== Your instructions ==
Using the data below, copy each line that includes the word "activity".

[Data records — start]

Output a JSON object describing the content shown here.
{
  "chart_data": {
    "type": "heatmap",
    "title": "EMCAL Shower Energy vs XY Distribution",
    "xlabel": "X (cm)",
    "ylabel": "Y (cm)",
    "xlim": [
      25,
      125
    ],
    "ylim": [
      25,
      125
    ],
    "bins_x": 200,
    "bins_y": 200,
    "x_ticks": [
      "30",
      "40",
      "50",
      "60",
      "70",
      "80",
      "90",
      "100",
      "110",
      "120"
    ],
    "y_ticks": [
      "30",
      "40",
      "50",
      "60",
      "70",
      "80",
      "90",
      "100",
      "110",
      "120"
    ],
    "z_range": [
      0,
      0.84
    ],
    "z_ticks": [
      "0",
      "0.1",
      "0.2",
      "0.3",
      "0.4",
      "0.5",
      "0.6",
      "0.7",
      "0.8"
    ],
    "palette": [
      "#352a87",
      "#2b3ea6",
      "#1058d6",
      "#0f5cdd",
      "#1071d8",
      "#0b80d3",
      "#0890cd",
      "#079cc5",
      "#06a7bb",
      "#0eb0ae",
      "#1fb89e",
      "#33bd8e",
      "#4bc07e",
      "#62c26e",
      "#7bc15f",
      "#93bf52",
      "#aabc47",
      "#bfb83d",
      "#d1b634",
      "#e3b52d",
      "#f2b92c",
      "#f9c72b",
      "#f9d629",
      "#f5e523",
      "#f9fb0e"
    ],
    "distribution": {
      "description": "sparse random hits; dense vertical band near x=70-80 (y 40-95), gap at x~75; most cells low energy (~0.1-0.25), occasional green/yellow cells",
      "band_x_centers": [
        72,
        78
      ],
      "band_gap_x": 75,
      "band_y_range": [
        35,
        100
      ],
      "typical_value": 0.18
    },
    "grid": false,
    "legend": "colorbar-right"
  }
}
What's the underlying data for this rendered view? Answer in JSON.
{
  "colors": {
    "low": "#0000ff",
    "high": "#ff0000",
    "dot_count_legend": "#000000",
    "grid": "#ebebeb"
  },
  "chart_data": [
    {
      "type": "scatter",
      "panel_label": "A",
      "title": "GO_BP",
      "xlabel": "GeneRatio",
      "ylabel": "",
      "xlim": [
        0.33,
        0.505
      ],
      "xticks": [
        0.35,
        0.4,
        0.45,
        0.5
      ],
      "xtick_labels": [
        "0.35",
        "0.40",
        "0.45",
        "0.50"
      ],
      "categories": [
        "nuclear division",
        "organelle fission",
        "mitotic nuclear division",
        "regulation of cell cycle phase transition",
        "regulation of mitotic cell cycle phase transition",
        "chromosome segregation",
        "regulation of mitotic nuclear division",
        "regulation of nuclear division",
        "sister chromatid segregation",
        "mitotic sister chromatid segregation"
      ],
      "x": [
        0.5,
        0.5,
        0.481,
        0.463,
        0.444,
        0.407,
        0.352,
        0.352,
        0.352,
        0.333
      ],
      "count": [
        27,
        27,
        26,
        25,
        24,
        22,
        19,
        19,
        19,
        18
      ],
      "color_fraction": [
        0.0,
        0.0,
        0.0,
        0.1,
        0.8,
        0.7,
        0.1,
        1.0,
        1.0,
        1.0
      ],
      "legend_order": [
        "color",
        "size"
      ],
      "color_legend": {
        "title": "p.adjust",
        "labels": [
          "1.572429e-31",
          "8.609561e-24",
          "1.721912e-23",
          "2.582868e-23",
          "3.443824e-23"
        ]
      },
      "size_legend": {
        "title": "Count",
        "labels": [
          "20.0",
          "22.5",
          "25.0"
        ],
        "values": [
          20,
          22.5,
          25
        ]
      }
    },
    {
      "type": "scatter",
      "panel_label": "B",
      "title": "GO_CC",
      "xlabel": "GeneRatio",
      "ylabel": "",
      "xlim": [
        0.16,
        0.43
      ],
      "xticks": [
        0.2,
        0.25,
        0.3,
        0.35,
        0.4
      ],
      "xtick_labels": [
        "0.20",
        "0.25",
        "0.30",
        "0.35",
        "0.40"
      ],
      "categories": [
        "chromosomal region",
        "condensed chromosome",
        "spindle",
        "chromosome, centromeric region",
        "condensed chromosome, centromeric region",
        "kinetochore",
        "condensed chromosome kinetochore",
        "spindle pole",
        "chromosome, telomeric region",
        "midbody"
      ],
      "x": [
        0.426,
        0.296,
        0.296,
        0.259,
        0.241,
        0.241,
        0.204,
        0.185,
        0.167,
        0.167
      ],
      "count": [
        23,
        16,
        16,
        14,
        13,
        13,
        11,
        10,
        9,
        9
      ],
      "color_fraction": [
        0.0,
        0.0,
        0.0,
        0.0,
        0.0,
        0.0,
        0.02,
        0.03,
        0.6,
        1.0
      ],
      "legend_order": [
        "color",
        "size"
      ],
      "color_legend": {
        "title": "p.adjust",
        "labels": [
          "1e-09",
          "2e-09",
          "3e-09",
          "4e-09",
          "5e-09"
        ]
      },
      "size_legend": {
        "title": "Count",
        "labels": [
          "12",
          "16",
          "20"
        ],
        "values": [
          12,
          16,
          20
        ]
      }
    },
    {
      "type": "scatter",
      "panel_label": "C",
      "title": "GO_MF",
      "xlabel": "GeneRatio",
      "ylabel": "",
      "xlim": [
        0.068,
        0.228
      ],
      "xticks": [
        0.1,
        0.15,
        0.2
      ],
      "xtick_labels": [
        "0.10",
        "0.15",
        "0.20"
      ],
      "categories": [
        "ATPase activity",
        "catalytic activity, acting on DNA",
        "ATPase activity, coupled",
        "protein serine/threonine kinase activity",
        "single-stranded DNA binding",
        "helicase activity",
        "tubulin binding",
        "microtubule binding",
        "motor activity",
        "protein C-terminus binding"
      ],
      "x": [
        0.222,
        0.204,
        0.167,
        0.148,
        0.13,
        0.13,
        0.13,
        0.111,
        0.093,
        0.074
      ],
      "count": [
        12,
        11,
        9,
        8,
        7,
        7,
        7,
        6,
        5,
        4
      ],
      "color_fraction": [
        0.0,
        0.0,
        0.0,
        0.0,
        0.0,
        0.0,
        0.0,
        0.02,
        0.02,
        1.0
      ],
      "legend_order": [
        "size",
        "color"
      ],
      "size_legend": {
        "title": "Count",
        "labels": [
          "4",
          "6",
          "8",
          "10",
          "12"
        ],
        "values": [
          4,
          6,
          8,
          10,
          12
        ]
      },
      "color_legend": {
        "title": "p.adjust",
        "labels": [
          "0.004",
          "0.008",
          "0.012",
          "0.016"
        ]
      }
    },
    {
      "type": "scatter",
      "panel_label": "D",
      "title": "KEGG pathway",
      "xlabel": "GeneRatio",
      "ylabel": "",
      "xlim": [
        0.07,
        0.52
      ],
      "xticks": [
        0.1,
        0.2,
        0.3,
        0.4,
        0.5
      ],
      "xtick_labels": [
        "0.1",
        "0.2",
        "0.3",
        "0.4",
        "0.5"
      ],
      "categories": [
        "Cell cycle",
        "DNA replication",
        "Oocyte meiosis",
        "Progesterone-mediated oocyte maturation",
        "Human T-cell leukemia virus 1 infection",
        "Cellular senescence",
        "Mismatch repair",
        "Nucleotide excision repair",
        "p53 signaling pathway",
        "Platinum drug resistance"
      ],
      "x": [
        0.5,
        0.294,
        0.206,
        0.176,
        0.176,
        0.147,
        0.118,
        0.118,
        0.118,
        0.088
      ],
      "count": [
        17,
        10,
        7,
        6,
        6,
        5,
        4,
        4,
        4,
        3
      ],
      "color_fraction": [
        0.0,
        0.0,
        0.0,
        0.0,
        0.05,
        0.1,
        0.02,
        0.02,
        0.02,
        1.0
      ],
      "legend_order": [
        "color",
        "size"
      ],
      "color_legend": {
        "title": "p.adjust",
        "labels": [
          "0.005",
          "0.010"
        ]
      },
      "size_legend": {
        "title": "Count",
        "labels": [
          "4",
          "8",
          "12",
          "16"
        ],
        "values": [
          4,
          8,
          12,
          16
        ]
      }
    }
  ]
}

[Data records — finish]

== Result for this task ==
        "ATPase activity",
        "catalytic activity, acting on DNA",
        "ATPase activity, coupled",
        "protein serine/threonine kinase activity",
        "helicase activity",
        "motor activity",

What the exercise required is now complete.